= Directive =
Print out each record below, unaltered and complete, without its images.

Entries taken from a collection
::::::::
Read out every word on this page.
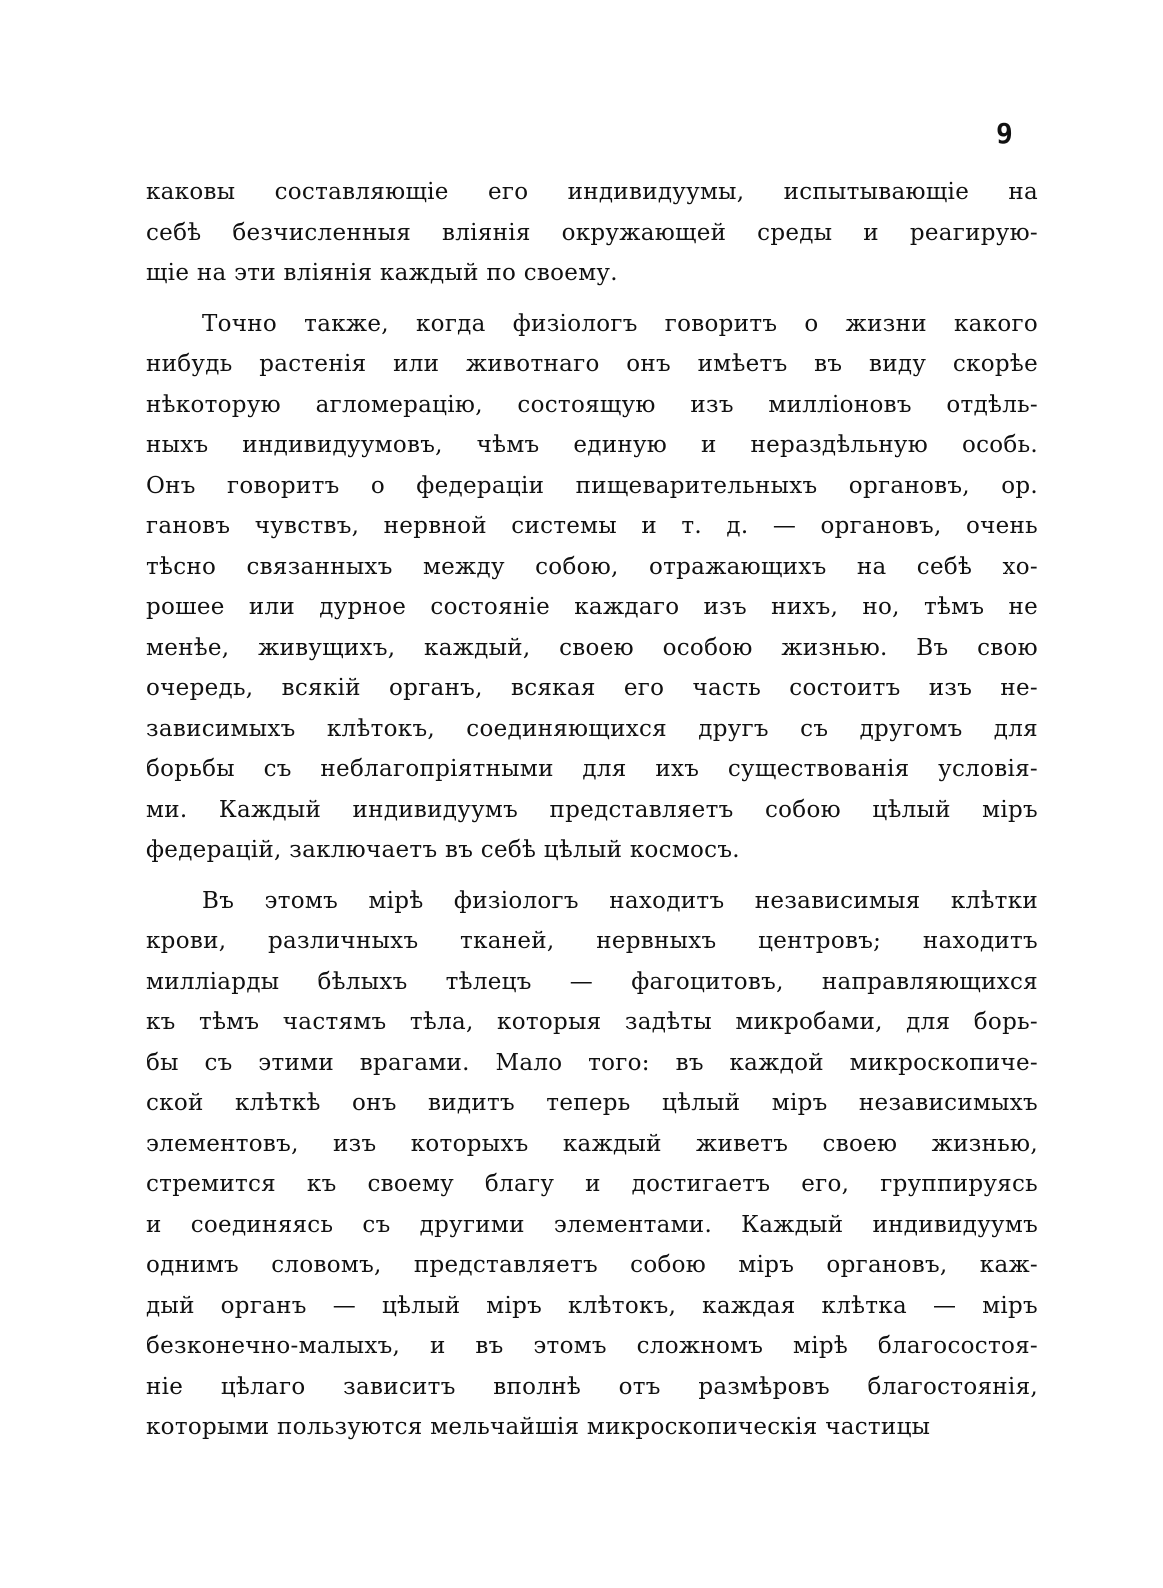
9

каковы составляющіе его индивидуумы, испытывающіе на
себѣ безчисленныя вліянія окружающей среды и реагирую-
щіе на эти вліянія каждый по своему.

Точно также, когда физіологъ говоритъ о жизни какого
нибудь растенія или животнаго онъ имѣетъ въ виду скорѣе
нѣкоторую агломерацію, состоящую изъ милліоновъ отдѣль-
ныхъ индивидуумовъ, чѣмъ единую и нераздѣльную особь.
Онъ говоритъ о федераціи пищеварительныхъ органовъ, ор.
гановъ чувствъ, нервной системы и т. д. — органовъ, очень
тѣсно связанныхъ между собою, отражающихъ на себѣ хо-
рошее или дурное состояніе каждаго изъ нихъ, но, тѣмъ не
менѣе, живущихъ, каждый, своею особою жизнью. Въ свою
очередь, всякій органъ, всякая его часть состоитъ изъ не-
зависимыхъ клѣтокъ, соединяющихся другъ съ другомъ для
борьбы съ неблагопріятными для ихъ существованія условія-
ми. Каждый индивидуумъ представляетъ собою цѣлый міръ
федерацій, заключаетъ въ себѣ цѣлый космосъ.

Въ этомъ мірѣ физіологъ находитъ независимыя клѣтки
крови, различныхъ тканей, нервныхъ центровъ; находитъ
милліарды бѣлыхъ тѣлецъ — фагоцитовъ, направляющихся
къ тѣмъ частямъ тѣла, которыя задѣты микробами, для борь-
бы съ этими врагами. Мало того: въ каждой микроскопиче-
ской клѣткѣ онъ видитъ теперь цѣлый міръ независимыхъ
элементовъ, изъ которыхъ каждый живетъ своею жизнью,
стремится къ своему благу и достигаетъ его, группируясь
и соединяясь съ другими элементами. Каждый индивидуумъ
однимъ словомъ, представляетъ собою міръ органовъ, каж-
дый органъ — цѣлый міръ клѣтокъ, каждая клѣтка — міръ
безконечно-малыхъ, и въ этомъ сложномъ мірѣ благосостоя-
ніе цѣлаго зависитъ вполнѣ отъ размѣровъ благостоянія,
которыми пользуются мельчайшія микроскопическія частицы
::::::::
= Final answer =
Read out every word on this page.
9

каковы составляющіе его индивидуумы, испытывающіе на
себѣ безчисленныя вліянія окружающей среды и реагирую-
щіе на эти вліянія каждый по своему.

Точно также, когда физіологъ говоритъ о жизни какого
нибудь растенія или животнаго онъ имѣетъ въ виду скорѣе
нѣкоторую агломерацію, состоящую изъ милліоновъ отдѣль-
ныхъ индивидуумовъ, чѣмъ единую и нераздѣльную особь.
Онъ говоритъ о федераціи пищеварительныхъ органовъ, ор.
гановъ чувствъ, нервной системы и т. д. — органовъ, очень
тѣсно связанныхъ между собою, отражающихъ на себѣ хо-
рошее или дурное состояніе каждаго изъ нихъ, но, тѣмъ не
менѣе, живущихъ, каждый, своею особою жизнью. Въ свою
очередь, всякій органъ, всякая его часть состоитъ изъ не-
зависимыхъ клѣтокъ, соединяющихся другъ съ другомъ для
борьбы съ неблагопріятными для ихъ существованія условія-
ми. Каждый индивидуумъ представляетъ собою цѣлый міръ
федерацій, заключаетъ въ себѣ цѣлый космосъ.

Въ этомъ мірѣ физіологъ находитъ независимыя клѣтки
крови, различныхъ тканей, нервныхъ центровъ; находитъ
милліарды бѣлыхъ тѣлецъ — фагоцитовъ, направляющихся
къ тѣмъ частямъ тѣла, которыя задѣты микробами, для борь-
бы съ этими врагами. Мало того: въ каждой микроскопиче-
ской клѣткѣ онъ видитъ теперь цѣлый міръ независимыхъ
элементовъ, изъ которыхъ каждый живетъ своею жизнью,
стремится къ своему благу и достигаетъ его, группируясь
и соединяясь съ другими элементами. Каждый индивидуумъ
однимъ словомъ, представляетъ собою міръ органовъ, каж-
дый органъ — цѣлый міръ клѣтокъ, каждая клѣтка — міръ
безконечно-малыхъ, и въ этомъ сложномъ мірѣ благосостоя-
ніе цѣлаго зависитъ вполнѣ отъ размѣровъ благостоянія,
которыми пользуются мельчайшія микроскопическія частицы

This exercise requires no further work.